EXERCISE PROMPT
Quote the records beneath, complete and exact. Leave out images.
___ RECORDS FOR THIS EXERCISE
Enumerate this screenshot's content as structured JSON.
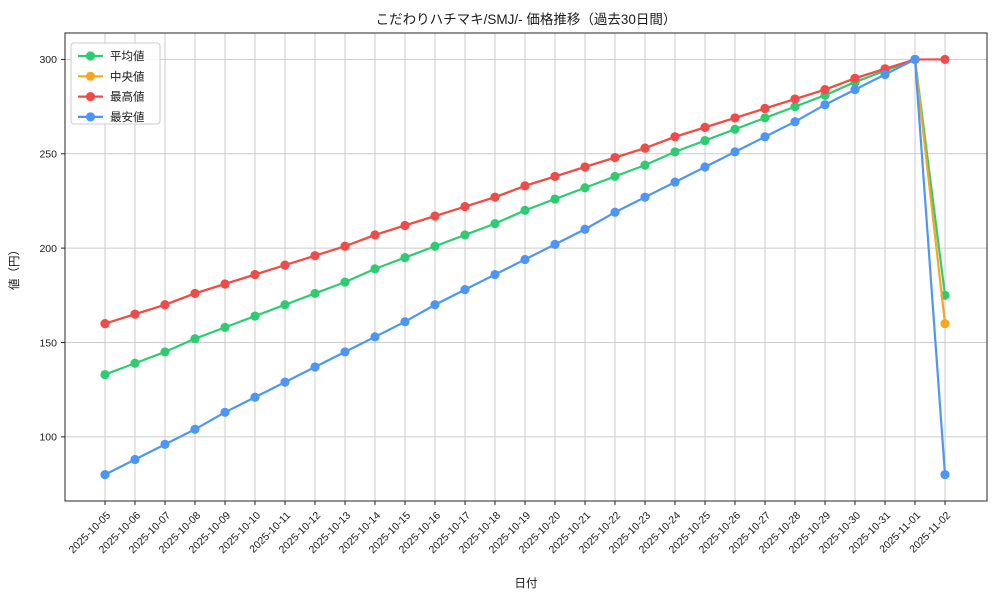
{
  "chart_data": {
    "type": "line",
    "title": "こだわりハチマキ/SMJ/- 価格推移（過去30日間）",
    "xlabel": "日付",
    "ylabel": "値（円）",
    "legend_position": "upper left",
    "grid": true,
    "ylim": [
      66,
      314
    ],
    "yticks": [
      100,
      150,
      200,
      250,
      300
    ],
    "x": [
      "2025-10-05",
      "2025-10-06",
      "2025-10-07",
      "2025-10-08",
      "2025-10-09",
      "2025-10-10",
      "2025-10-11",
      "2025-10-12",
      "2025-10-13",
      "2025-10-14",
      "2025-10-15",
      "2025-10-16",
      "2025-10-17",
      "2025-10-18",
      "2025-10-19",
      "2025-10-20",
      "2025-10-21",
      "2025-10-22",
      "2025-10-23",
      "2025-10-24",
      "2025-10-25",
      "2025-10-26",
      "2025-10-27",
      "2025-10-28",
      "2025-10-29",
      "2025-10-30",
      "2025-10-31",
      "2025-11-01",
      "2025-11-02"
    ],
    "series": [
      {
        "name": "平均値",
        "color": "#2ecc71",
        "values": [
          133,
          139,
          145,
          152,
          158,
          164,
          170,
          176,
          182,
          189,
          195,
          201,
          207,
          213,
          220,
          226,
          232,
          238,
          244,
          251,
          257,
          263,
          269,
          275,
          281,
          288,
          294,
          300,
          175
        ]
      },
      {
        "name": "中央値",
        "color": "#f5a623",
        "values": [
          160,
          165,
          170,
          176,
          181,
          186,
          191,
          196,
          201,
          207,
          212,
          217,
          222,
          227,
          233,
          238,
          243,
          248,
          253,
          259,
          264,
          269,
          274,
          279,
          284,
          290,
          295,
          300,
          160
        ]
      },
      {
        "name": "最高値",
        "color": "#ef4b4b",
        "values": [
          160,
          165,
          170,
          176,
          181,
          186,
          191,
          196,
          201,
          207,
          212,
          217,
          222,
          227,
          233,
          238,
          243,
          248,
          253,
          259,
          264,
          269,
          274,
          279,
          284,
          290,
          295,
          300,
          300
        ]
      },
      {
        "name": "最安値",
        "color": "#4d96f5",
        "values": [
          80,
          88,
          96,
          104,
          113,
          121,
          129,
          137,
          145,
          153,
          161,
          170,
          178,
          186,
          194,
          202,
          210,
          219,
          227,
          235,
          243,
          251,
          259,
          267,
          276,
          284,
          292,
          300,
          80
        ]
      }
    ],
    "colors": {
      "grid": "#cccccc",
      "axis_border": "#262626",
      "legend_border": "#cccccc",
      "legend_background": "#ffffff"
    }
  }
}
______
RESULT OF THE EXERCISE
Enumerate this screenshot's content as structured JSON.
{
  "chart_data": {
    "type": "line",
    "title": "こだわりハチマキ/SMJ/- 価格推移（過去30日間）",
    "xlabel": "日付",
    "ylabel": "値（円）",
    "legend_position": "upper left",
    "grid": true,
    "ylim": [
      66,
      314
    ],
    "yticks": [
      100,
      150,
      200,
      250,
      300
    ],
    "x": [
      "2025-10-05",
      "2025-10-06",
      "2025-10-07",
      "2025-10-08",
      "2025-10-09",
      "2025-10-10",
      "2025-10-11",
      "2025-10-12",
      "2025-10-13",
      "2025-10-14",
      "2025-10-15",
      "2025-10-16",
      "2025-10-17",
      "2025-10-18",
      "2025-10-19",
      "2025-10-20",
      "2025-10-21",
      "2025-10-22",
      "2025-10-23",
      "2025-10-24",
      "2025-10-25",
      "2025-10-26",
      "2025-10-27",
      "2025-10-28",
      "2025-10-29",
      "2025-10-30",
      "2025-10-31",
      "2025-11-01",
      "2025-11-02"
    ],
    "series": [
      {
        "name": "平均値",
        "color": "#2ecc71",
        "values": [
          133,
          139,
          145,
          152,
          158,
          164,
          170,
          176,
          182,
          189,
          195,
          201,
          207,
          213,
          220,
          226,
          232,
          238,
          244,
          251,
          257,
          263,
          269,
          275,
          281,
          288,
          294,
          300,
          175
        ]
      },
      {
        "name": "中央値",
        "color": "#f5a623",
        "values": [
          160,
          165,
          170,
          176,
          181,
          186,
          191,
          196,
          201,
          207,
          212,
          217,
          222,
          227,
          233,
          238,
          243,
          248,
          253,
          259,
          264,
          269,
          274,
          279,
          284,
          290,
          295,
          300,
          160
        ]
      },
      {
        "name": "最高値",
        "color": "#ef4b4b",
        "values": [
          160,
          165,
          170,
          176,
          181,
          186,
          191,
          196,
          201,
          207,
          212,
          217,
          222,
          227,
          233,
          238,
          243,
          248,
          253,
          259,
          264,
          269,
          274,
          279,
          284,
          290,
          295,
          300,
          300
        ]
      },
      {
        "name": "最安値",
        "color": "#4d96f5",
        "values": [
          80,
          88,
          96,
          104,
          113,
          121,
          129,
          137,
          145,
          153,
          161,
          170,
          178,
          186,
          194,
          202,
          210,
          219,
          227,
          235,
          243,
          251,
          259,
          267,
          276,
          284,
          292,
          300,
          80
        ]
      }
    ],
    "colors": {
      "grid": "#cccccc",
      "axis_border": "#262626",
      "legend_border": "#cccccc",
      "legend_background": "#ffffff"
    }
  }
}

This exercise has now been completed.